_SOURCE MATERIAL_:
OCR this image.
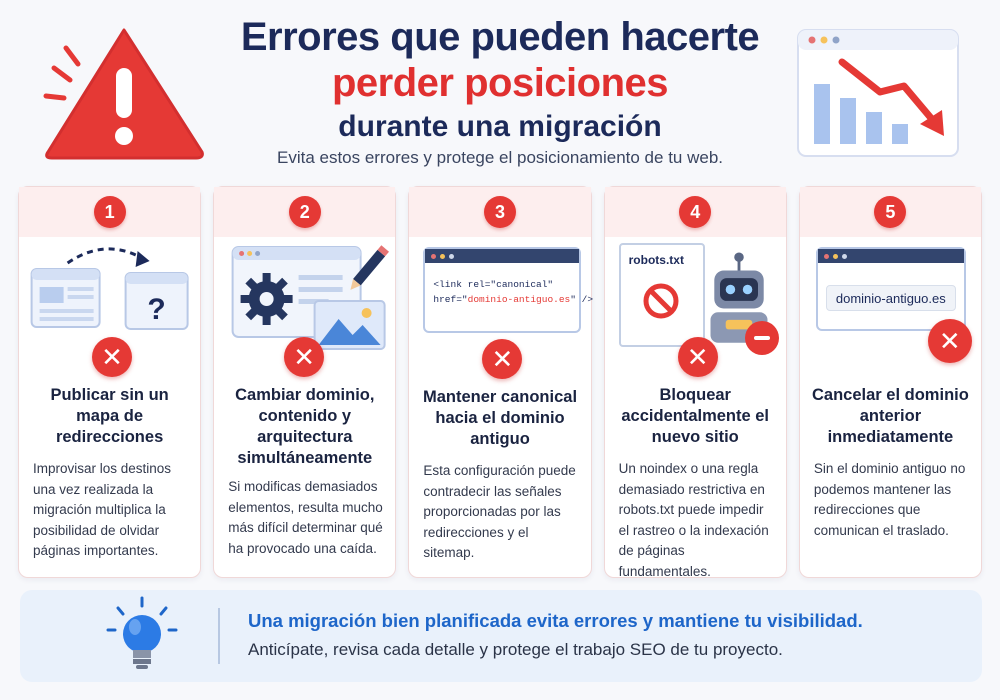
Errores que pueden hacerte
perder posiciones
durante una migración
Evita estos errores y protege el posicionamiento de tu web.
1
?
✕
Publicar sin un mapa de redirecciones
Improvisar los destinos una vez realizada la migración multiplica la posibilidad de olvidar páginas importantes.
2
✕
Cambiar dominio, contenido y arquitectura simultáneamente
Si modificas demasiados elementos, resulta mucho más difícil determinar qué ha provocado una caída.
3
<link rel="canonical"
href="dominio-antiguo.es" />
✕
Mantener canonical hacia el dominio antiguo
Esta configuración puede contradecir las señales proporcionadas por las redirecciones y el sitemap.
4
robots.txt
✕
Bloquear accidentalmente el nuevo sitio
Un noindex o una regla demasiado restrictiva en robots.txt puede impedir el rastreo o la indexación de páginas fundamentales.
5
dominio-antiguo.es
✕
Cancelar el dominio anterior inmediatamente
Sin el dominio antiguo no podemos mantener las redirecciones que comunican el traslado.
Una migración bien planificada evita errores y mantiene tu visibilidad.
Anticípate, revisa cada detalle y protege el trabajo SEO de tu proyecto.
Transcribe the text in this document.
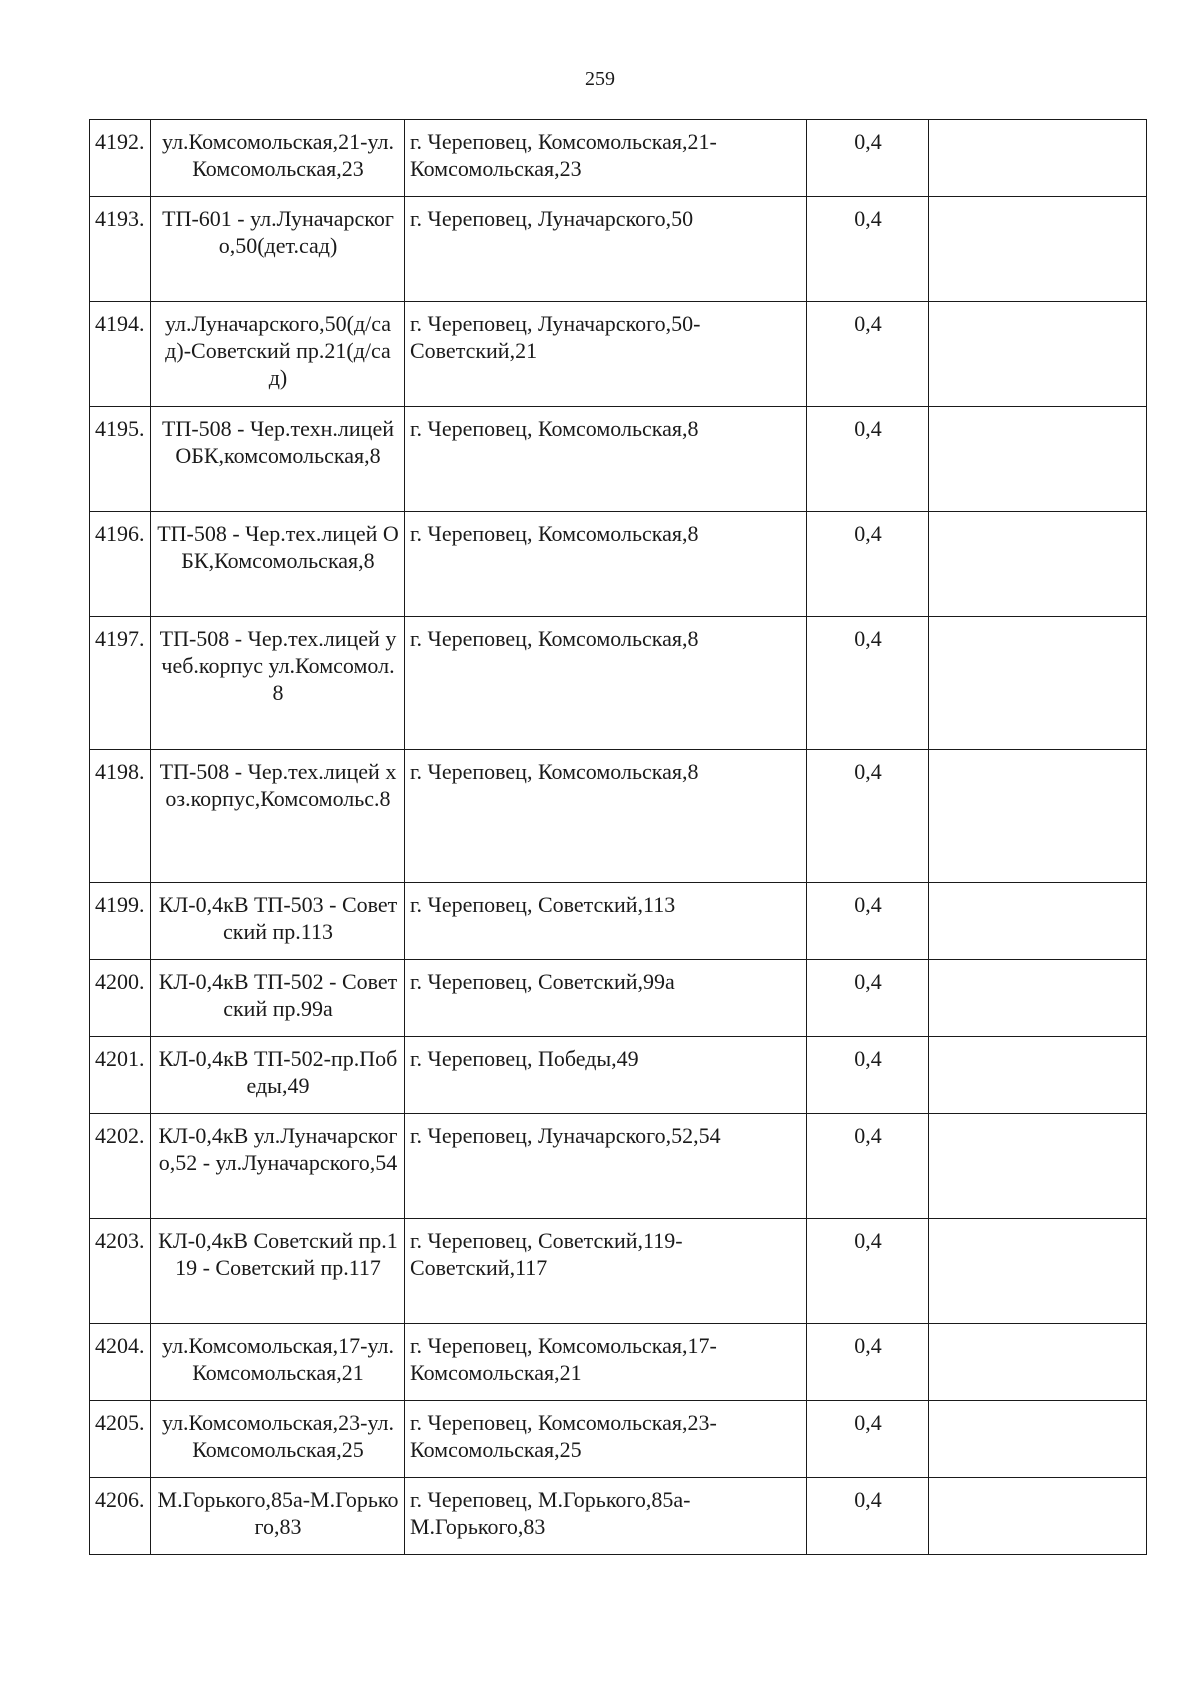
259
4192.	ул.Комсомольская,21-ул.Комсомольская,23	г. Череповец, Комсомольская,21-Комсомольская,23	0,4	
4193.	ТП-601 - ул.Луначарского,50(дет.сад)	г. Череповец, Луначарского,50	0,4	
4194.	ул.Луначарского,50(д/сад)-Советский пр.21(д/сад)	г. Череповец, Луначарского,50-Советский,21	0,4	
4195.	ТП-508 - Чер.техн.лицей ОБК,комсомольская,8	г. Череповец, Комсомольская,8	0,4	
4196.	ТП-508 - Чер.тех.лицей ОБК,Комсомольская,8	г. Череповец, Комсомольская,8	0,4	
4197.	ТП-508 - Чер.тех.лицей учеб.корпус ул.Комсомол.8	г. Череповец, Комсомольская,8	0,4	
4198.	ТП-508 - Чер.тех.лицей хоз.корпус,Комсомольс.8	г. Череповец, Комсомольская,8	0,4	
4199.	КЛ-0,4кВ ТП-503 - Советский пр.113	г. Череповец, Советский,113	0,4	
4200.	КЛ-0,4кВ ТП-502 - Советский пр.99а	г. Череповец, Советский,99а	0,4	
4201.	КЛ-0,4кВ ТП-502-пр.Победы,49	г. Череповец, Победы,49	0,4	
4202.	КЛ-0,4кВ ул.Луначарского,52 - ул.Луначарского,54	г. Череповец, Луначарского,52,54	0,4	
4203.	КЛ-0,4кВ Советский пр.119 - Советский пр.117	г. Череповец, Советский,119-Советский,117	0,4	
4204.	ул.Комсомольская,17-ул.Комсомольская,21	г. Череповец, Комсомольская,17-Комсомольская,21	0,4	
4205.	ул.Комсомольская,23-ул.Комсомольская,25	г. Череповец, Комсомольская,23-Комсомольская,25	0,4	
4206.	М.Горького,85а-М.Горького,83	г. Череповец, М.Горького,85а-М.Горького,83	0,4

_SET EXERCISE_:
Reproduce all of the material exactly, apart from the pictures.

_OUTPUT_:
OCR this image.
Errores que pueden hacerte
perder posiciones
durante una migración
Evita estos errores y protege el posicionamiento de tu web.
1
?
✕
Publicar sin un mapa de redirecciones
Improvisar los destinos una vez realizada la migración multiplica la posibilidad de olvidar páginas importantes.
2
✕
Cambiar dominio, contenido y arquitectura simultáneamente
Si modificas demasiados elementos, resulta mucho más difícil determinar qué ha provocado una caída.
3
<link rel="canonical"
href="dominio-antiguo.es" />
✕
Mantener canonical hacia el dominio antiguo
Esta configuración puede contradecir las señales proporcionadas por las redirecciones y el sitemap.
4
robots.txt
✕
Bloquear accidentalmente el nuevo sitio
Un noindex o una regla demasiado restrictiva en robots.txt puede impedir el rastreo o la indexación de páginas fundamentales.
5
dominio-antiguo.es
✕
Cancelar el dominio anterior inmediatamente
Sin el dominio antiguo no podemos mantener las redirecciones que comunican el traslado.
Una migración bien planificada evita errores y mantiene tu visibilidad.
Anticípate, revisa cada detalle y protege el trabajo SEO de tu proyecto.
Transcribe the text in this document.
259
4192.	ул.Комсомольская,21-ул.Комсомольская,23	г. Череповец, Комсомольская,21-Комсомольская,23	0,4	
4193.	ТП-601 - ул.Луначарского,50(дет.сад)	г. Череповец, Луначарского,50	0,4	
4194.	ул.Луначарского,50(д/сад)-Советский пр.21(д/сад)	г. Череповец, Луначарского,50-Советский,21	0,4	
4195.	ТП-508 - Чер.техн.лицей ОБК,комсомольская,8	г. Череповец, Комсомольская,8	0,4	
4196.	ТП-508 - Чер.тех.лицей ОБК,Комсомольская,8	г. Череповец, Комсомольская,8	0,4	
4197.	ТП-508 - Чер.тех.лицей учеб.корпус ул.Комсомол.8	г. Череповец, Комсомольская,8	0,4	
4198.	ТП-508 - Чер.тех.лицей хоз.корпус,Комсомольс.8	г. Череповец, Комсомольская,8	0,4	
4199.	КЛ-0,4кВ ТП-503 - Советский пр.113	г. Череповец, Советский,113	0,4	
4200.	КЛ-0,4кВ ТП-502 - Советский пр.99а	г. Череповец, Советский,99а	0,4	
4201.	КЛ-0,4кВ ТП-502-пр.Победы,49	г. Череповец, Победы,49	0,4	
4202.	КЛ-0,4кВ ул.Луначарского,52 - ул.Луначарского,54	г. Череповец, Луначарского,52,54	0,4	
4203.	КЛ-0,4кВ Советский пр.119 - Советский пр.117	г. Череповец, Советский,119-Советский,117	0,4	
4204.	ул.Комсомольская,17-ул.Комсомольская,21	г. Череповец, Комсомольская,17-Комсомольская,21	0,4	
4205.	ул.Комсомольская,23-ул.Комсомольская,25	г. Череповец, Комсомольская,23-Комсомольская,25	0,4	
4206.	М.Горького,85а-М.Горького,83	г. Череповец, М.Горького,85а-М.Горького,83	0,4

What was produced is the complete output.